» **Your objective**: Could you transcribe every record below exactly as written, leaving out any pictures?

» **Extracted entries**:
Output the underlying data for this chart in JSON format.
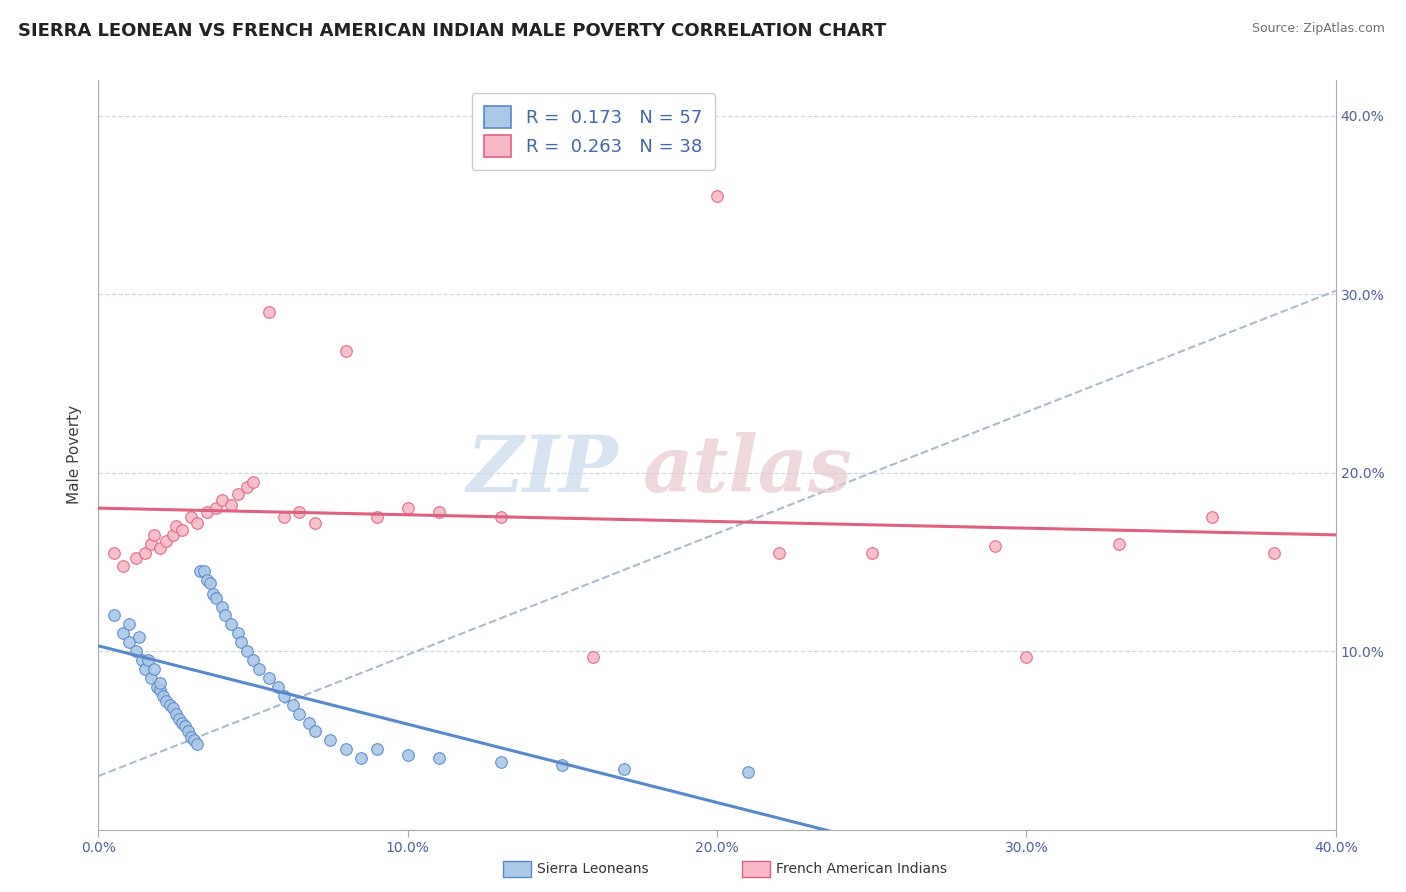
{
  "title": "SIERRA LEONEAN VS FRENCH AMERICAN INDIAN MALE POVERTY CORRELATION CHART",
  "source": "Source: ZipAtlas.com",
  "ylabel": "Male Poverty",
  "xlim": [
    0.0,
    0.4
  ],
  "ylim": [
    0.0,
    0.42
  ],
  "xtick_labels": [
    "0.0%",
    "10.0%",
    "20.0%",
    "30.0%",
    "40.0%"
  ],
  "xtick_vals": [
    0.0,
    0.1,
    0.2,
    0.3,
    0.4
  ],
  "ytick_labels": [
    "10.0%",
    "20.0%",
    "30.0%",
    "40.0%"
  ],
  "ytick_vals": [
    0.1,
    0.2,
    0.3,
    0.4
  ],
  "sierra_R": 0.173,
  "sierra_N": 57,
  "french_R": 0.263,
  "french_N": 38,
  "sierra_color": "#aac8e8",
  "french_color": "#f8b8c8",
  "sierra_line_color": "#5588cc",
  "french_line_color": "#e06080",
  "trendline_color": "#aabbcc",
  "legend_label_1": "Sierra Leoneans",
  "legend_label_2": "French American Indians",
  "sierra_x": [
    0.005,
    0.008,
    0.01,
    0.01,
    0.012,
    0.013,
    0.014,
    0.015,
    0.016,
    0.017,
    0.018,
    0.019,
    0.02,
    0.02,
    0.021,
    0.022,
    0.023,
    0.024,
    0.025,
    0.026,
    0.027,
    0.028,
    0.029,
    0.03,
    0.031,
    0.032,
    0.033,
    0.034,
    0.035,
    0.036,
    0.037,
    0.038,
    0.04,
    0.041,
    0.043,
    0.045,
    0.046,
    0.048,
    0.05,
    0.052,
    0.055,
    0.058,
    0.06,
    0.063,
    0.065,
    0.068,
    0.07,
    0.075,
    0.08,
    0.085,
    0.09,
    0.1,
    0.11,
    0.13,
    0.15,
    0.17,
    0.21
  ],
  "sierra_y": [
    0.12,
    0.11,
    0.105,
    0.115,
    0.1,
    0.108,
    0.095,
    0.09,
    0.095,
    0.085,
    0.09,
    0.08,
    0.078,
    0.082,
    0.075,
    0.072,
    0.07,
    0.068,
    0.065,
    0.062,
    0.06,
    0.058,
    0.055,
    0.052,
    0.05,
    0.048,
    0.145,
    0.145,
    0.14,
    0.138,
    0.132,
    0.13,
    0.125,
    0.12,
    0.115,
    0.11,
    0.105,
    0.1,
    0.095,
    0.09,
    0.085,
    0.08,
    0.075,
    0.07,
    0.065,
    0.06,
    0.055,
    0.05,
    0.045,
    0.04,
    0.045,
    0.042,
    0.04,
    0.038,
    0.036,
    0.034,
    0.032
  ],
  "french_x": [
    0.005,
    0.008,
    0.012,
    0.015,
    0.017,
    0.018,
    0.02,
    0.022,
    0.024,
    0.025,
    0.027,
    0.03,
    0.032,
    0.035,
    0.038,
    0.04,
    0.043,
    0.045,
    0.048,
    0.05,
    0.055,
    0.06,
    0.065,
    0.07,
    0.08,
    0.09,
    0.1,
    0.11,
    0.13,
    0.16,
    0.2,
    0.22,
    0.25,
    0.29,
    0.3,
    0.33,
    0.36,
    0.38
  ],
  "french_y": [
    0.155,
    0.148,
    0.152,
    0.155,
    0.16,
    0.165,
    0.158,
    0.162,
    0.165,
    0.17,
    0.168,
    0.175,
    0.172,
    0.178,
    0.18,
    0.185,
    0.182,
    0.188,
    0.192,
    0.195,
    0.29,
    0.175,
    0.178,
    0.172,
    0.268,
    0.175,
    0.18,
    0.178,
    0.175,
    0.097,
    0.355,
    0.155,
    0.155,
    0.159,
    0.097,
    0.16,
    0.175,
    0.155
  ],
  "background_color": "#ffffff",
  "grid_color": "#ccd8e8",
  "title_fontsize": 13,
  "axis_fontsize": 10,
  "marker_size": 70,
  "watermark_zip_color": "#c8d8ec",
  "watermark_atlas_color": "#e8c8cc"
}
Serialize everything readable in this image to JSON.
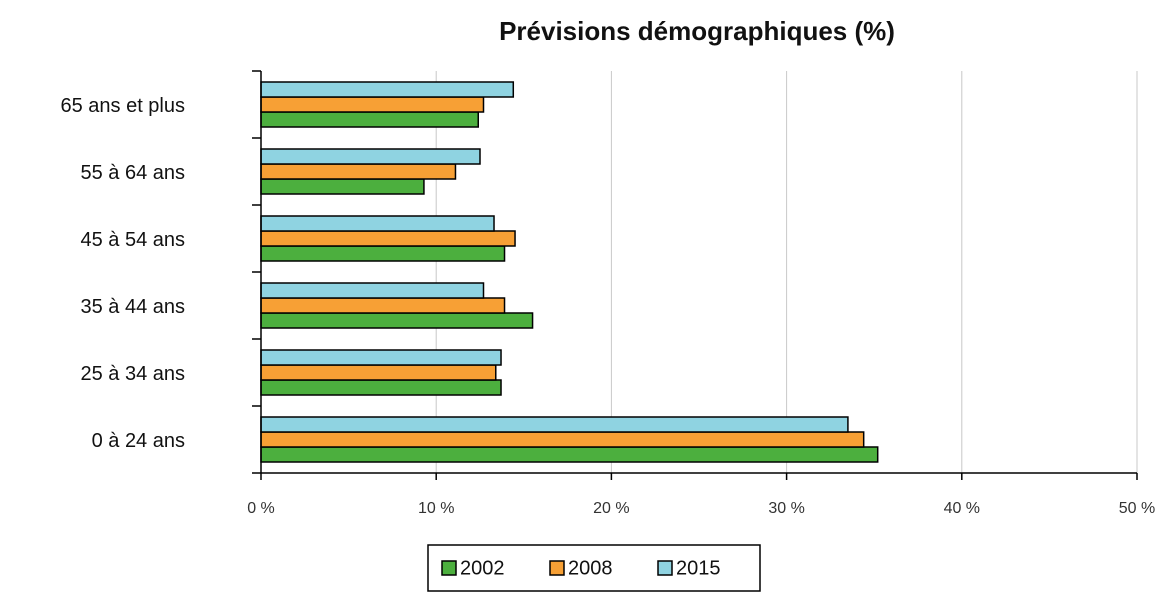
{
  "chart_data": {
    "type": "barh",
    "title": "Prévisions démographiques (%)",
    "categories": [
      "0 à 24 ans",
      "25 à 34 ans",
      "35 à 44 ans",
      "45 à 54 ans",
      "55 à 64 ans",
      "65 ans et plus"
    ],
    "series": [
      {
        "name": "2002",
        "color": "#4caf3e",
        "values": [
          35.2,
          13.7,
          15.5,
          13.9,
          9.3,
          12.4
        ]
      },
      {
        "name": "2008",
        "color": "#f7a035",
        "values": [
          34.4,
          13.4,
          13.9,
          14.5,
          11.1,
          12.7
        ]
      },
      {
        "name": "2015",
        "color": "#8fd3e1",
        "values": [
          33.5,
          13.7,
          12.7,
          13.3,
          12.5,
          14.4
        ]
      }
    ],
    "xlim": [
      0,
      50
    ],
    "xticks": [
      {
        "value": 0,
        "label": "0 %"
      },
      {
        "value": 10,
        "label": "10 %"
      },
      {
        "value": 20,
        "label": "20 %"
      },
      {
        "value": 30,
        "label": "30 %"
      },
      {
        "value": 40,
        "label": "40 %"
      },
      {
        "value": 50,
        "label": "50 %"
      }
    ],
    "grid": true,
    "legend": "bottom"
  }
}
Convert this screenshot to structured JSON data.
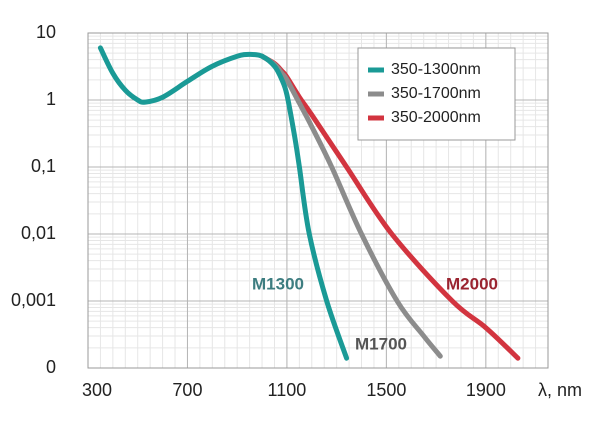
{
  "chart_data": {
    "type": "line",
    "x_label": "λ, nm",
    "log_y": true,
    "grid": true,
    "legend": "upper right",
    "xlim": [
      300,
      2150
    ],
    "xticks": [
      300,
      700,
      1100,
      1500,
      1900
    ],
    "ylim": [
      0.0001,
      10
    ],
    "yticks": [
      {
        "value": 0.0001,
        "label": "0"
      },
      {
        "value": 0.001,
        "label": "0,001"
      },
      {
        "value": 0.01,
        "label": "0,01"
      },
      {
        "value": 0.1,
        "label": "0,1"
      },
      1,
      10
    ],
    "series": [
      {
        "name": "350-1300nm",
        "color": "#1a9a96",
        "x": [
          350,
          400,
          450,
          500,
          530,
          600,
          700,
          800,
          900,
          950,
          1000,
          1050,
          1080,
          1100,
          1130,
          1150,
          1190,
          1260,
          1340
        ],
        "values": [
          6,
          2.5,
          1.4,
          1.0,
          0.93,
          1.1,
          1.9,
          3.2,
          4.5,
          4.8,
          4.5,
          3.2,
          2,
          1.2,
          0.3,
          0.1,
          0.01,
          0.001,
          0.00014
        ]
      },
      {
        "name": "350-1700nm",
        "color": "#8c8c8c",
        "x": [
          1000,
          1050,
          1080,
          1100,
          1150,
          1200,
          1280,
          1400,
          1543,
          1650,
          1717
        ],
        "values": [
          4.5,
          3.4,
          2.5,
          2,
          0.9,
          0.4,
          0.1,
          0.01,
          0.001,
          0.0003,
          0.00015
        ]
      },
      {
        "name": "350-2000nm",
        "color": "#d2343f",
        "x": [
          1000,
          1050,
          1080,
          1100,
          1150,
          1200,
          1340,
          1522,
          1765,
          1900,
          2029
        ],
        "values": [
          4.5,
          3.5,
          2.7,
          2.2,
          1.1,
          0.6,
          0.1,
          0.01,
          0.001,
          0.0004,
          0.00014
        ]
      }
    ],
    "annotations": [
      {
        "text": "M1300",
        "color": "#3d7d80"
      },
      {
        "text": "M1700",
        "color": "#555555"
      },
      {
        "text": "M2000",
        "color": "#9a2430"
      }
    ]
  }
}
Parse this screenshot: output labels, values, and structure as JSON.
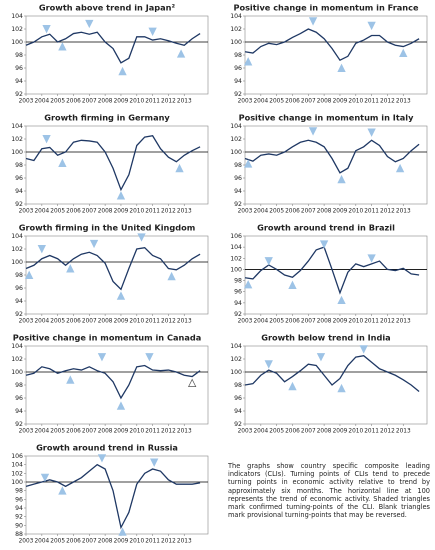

» **The result**:
Output the underlying data for this chart in JSON format.
{
  "title": "SIERRA LEONEAN VS FRENCH AMERICAN INDIAN MALE POVERTY CORRELATION CHART",
  "source": "Source: ZipAtlas.com",
  "ylabel": "Male Poverty",
  "xlim": [
    0.0,
    0.4
  ],
  "ylim": [
    0.0,
    0.42
  ],
  "xtick_labels": [
    "0.0%",
    "10.0%",
    "20.0%",
    "30.0%",
    "40.0%"
  ],
  "xtick_vals": [
    0.0,
    0.1,
    0.2,
    0.3,
    0.4
  ],
  "ytick_labels": [
    "10.0%",
    "20.0%",
    "30.0%",
    "40.0%"
  ],
  "ytick_vals": [
    0.1,
    0.2,
    0.3,
    0.4
  ],
  "sierra_R": 0.173,
  "sierra_N": 57,
  "french_R": 0.263,
  "french_N": 38,
  "sierra_color": "#aac8e8",
  "french_color": "#f8b8c8",
  "sierra_line_color": "#5588cc",
  "french_line_color": "#e06080",
  "trendline_color": "#aabbcc",
  "legend_label_1": "Sierra Leoneans",
  "legend_label_2": "French American Indians",
  "sierra_x": [
    0.005,
    0.008,
    0.01,
    0.01,
    0.012,
    0.013,
    0.014,
    0.015,
    0.016,
    0.017,
    0.018,
    0.019,
    0.02,
    0.02,
    0.021,
    0.022,
    0.023,
    0.024,
    0.025,
    0.026,
    0.027,
    0.028,
    0.029,
    0.03,
    0.031,
    0.032,
    0.033,
    0.034,
    0.035,
    0.036,
    0.037,
    0.038,
    0.04,
    0.041,
    0.043,
    0.045,
    0.046,
    0.048,
    0.05,
    0.052,
    0.055,
    0.058,
    0.06,
    0.063,
    0.065,
    0.068,
    0.07,
    0.075,
    0.08,
    0.085,
    0.09,
    0.1,
    0.11,
    0.13,
    0.15,
    0.17,
    0.21
  ],
  "sierra_y": [
    0.12,
    0.11,
    0.105,
    0.115,
    0.1,
    0.108,
    0.095,
    0.09,
    0.095,
    0.085,
    0.09,
    0.08,
    0.078,
    0.082,
    0.075,
    0.072,
    0.07,
    0.068,
    0.065,
    0.062,
    0.06,
    0.058,
    0.055,
    0.052,
    0.05,
    0.048,
    0.145,
    0.145,
    0.14,
    0.138,
    0.132,
    0.13,
    0.125,
    0.12,
    0.115,
    0.11,
    0.105,
    0.1,
    0.095,
    0.09,
    0.085,
    0.08,
    0.075,
    0.07,
    0.065,
    0.06,
    0.055,
    0.05,
    0.045,
    0.04,
    0.045,
    0.042,
    0.04,
    0.038,
    0.036,
    0.034,
    0.032
  ],
  "french_x": [
    0.005,
    0.008,
    0.012,
    0.015,
    0.017,
    0.018,
    0.02,
    0.022,
    0.024,
    0.025,
    0.027,
    0.03,
    0.032,
    0.035,
    0.038,
    0.04,
    0.043,
    0.045,
    0.048,
    0.05,
    0.055,
    0.06,
    0.065,
    0.07,
    0.08,
    0.09,
    0.1,
    0.11,
    0.13,
    0.16,
    0.2,
    0.22,
    0.25,
    0.29,
    0.3,
    0.33,
    0.36,
    0.38
  ],
  "french_y": [
    0.155,
    0.148,
    0.152,
    0.155,
    0.16,
    0.165,
    0.158,
    0.162,
    0.165,
    0.17,
    0.168,
    0.175,
    0.172,
    0.178,
    0.18,
    0.185,
    0.182,
    0.188,
    0.192,
    0.195,
    0.29,
    0.175,
    0.178,
    0.172,
    0.268,
    0.175,
    0.18,
    0.178,
    0.175,
    0.097,
    0.355,
    0.155,
    0.155,
    0.159,
    0.097,
    0.16,
    0.175,
    0.155
  ],
  "background_color": "#ffffff",
  "grid_color": "#ccd8e8",
  "title_fontsize": 13,
  "axis_fontsize": 10,
  "marker_size": 70,
  "watermark_zip_color": "#c8d8ec",
  "watermark_atlas_color": "#e8c8cc"
}
Serialize everything readable in this image to JSON.
{
  "chart_data": {
    "type": "barh",
    "title": "Prévisions démographiques (%)",
    "categories": [
      "0 à 24 ans",
      "25 à 34 ans",
      "35 à 44 ans",
      "45 à 54 ans",
      "55 à 64 ans",
      "65 ans et plus"
    ],
    "series": [
      {
        "name": "2002",
        "color": "#4caf3e",
        "values": [
          35.2,
          13.7,
          15.5,
          13.9,
          9.3,
          12.4
        ]
      },
      {
        "name": "2008",
        "color": "#f7a035",
        "values": [
          34.4,
          13.4,
          13.9,
          14.5,
          11.1,
          12.7
        ]
      },
      {
        "name": "2015",
        "color": "#8fd3e1",
        "values": [
          33.5,
          13.7,
          12.7,
          13.3,
          12.5,
          14.4
        ]
      }
    ],
    "xlim": [
      0,
      50
    ],
    "xticks": [
      {
        "value": 0,
        "label": "0 %"
      },
      {
        "value": 10,
        "label": "10 %"
      },
      {
        "value": 20,
        "label": "20 %"
      },
      {
        "value": 30,
        "label": "30 %"
      },
      {
        "value": 40,
        "label": "40 %"
      },
      {
        "value": 50,
        "label": "50 %"
      }
    ],
    "grid": true,
    "legend": "bottom"
  }
}
Convert this screenshot to structured JSON data.
{
  "chart_data": {
    "type": "line",
    "x_label": "λ, nm",
    "log_y": true,
    "grid": true,
    "legend": "upper right",
    "xlim": [
      300,
      2150
    ],
    "xticks": [
      300,
      700,
      1100,
      1500,
      1900
    ],
    "ylim": [
      0.0001,
      10
    ],
    "yticks": [
      {
        "value": 0.0001,
        "label": "0"
      },
      {
        "value": 0.001,
        "label": "0,001"
      },
      {
        "value": 0.01,
        "label": "0,01"
      },
      {
        "value": 0.1,
        "label": "0,1"
      },
      1,
      10
    ],
    "series": [
      {
        "name": "350-1300nm",
        "color": "#1a9a96",
        "x": [
          350,
          400,
          450,
          500,
          530,
          600,
          700,
          800,
          900,
          950,
          1000,
          1050,
          1080,
          1100,
          1130,
          1150,
          1190,
          1260,
          1340
        ],
        "values": [
          6,
          2.5,
          1.4,
          1.0,
          0.93,
          1.1,
          1.9,
          3.2,
          4.5,
          4.8,
          4.5,
          3.2,
          2,
          1.2,
          0.3,
          0.1,
          0.01,
          0.001,
          0.00014
        ]
      },
      {
        "name": "350-1700nm",
        "color": "#8c8c8c",
        "x": [
          1000,
          1050,
          1080,
          1100,
          1150,
          1200,
          1280,
          1400,
          1543,
          1650,
          1717
        ],
        "values": [
          4.5,
          3.4,
          2.5,
          2,
          0.9,
          0.4,
          0.1,
          0.01,
          0.001,
          0.0003,
          0.00015
        ]
      },
      {
        "name": "350-2000nm",
        "color": "#d2343f",
        "x": [
          1000,
          1050,
          1080,
          1100,
          1150,
          1200,
          1340,
          1522,
          1765,
          1900,
          2029
        ],
        "values": [
          4.5,
          3.5,
          2.7,
          2.2,
          1.1,
          0.6,
          0.1,
          0.01,
          0.001,
          0.0004,
          0.00014
        ]
      }
    ],
    "annotations": [
      {
        "text": "M1300",
        "color": "#3d7d80"
      },
      {
        "text": "M1700",
        "color": "#555555"
      },
      {
        "text": "M2000",
        "color": "#9a2430"
      }
    ]
  }
}
Parse this screenshot: output labels, values, and structure as JSON.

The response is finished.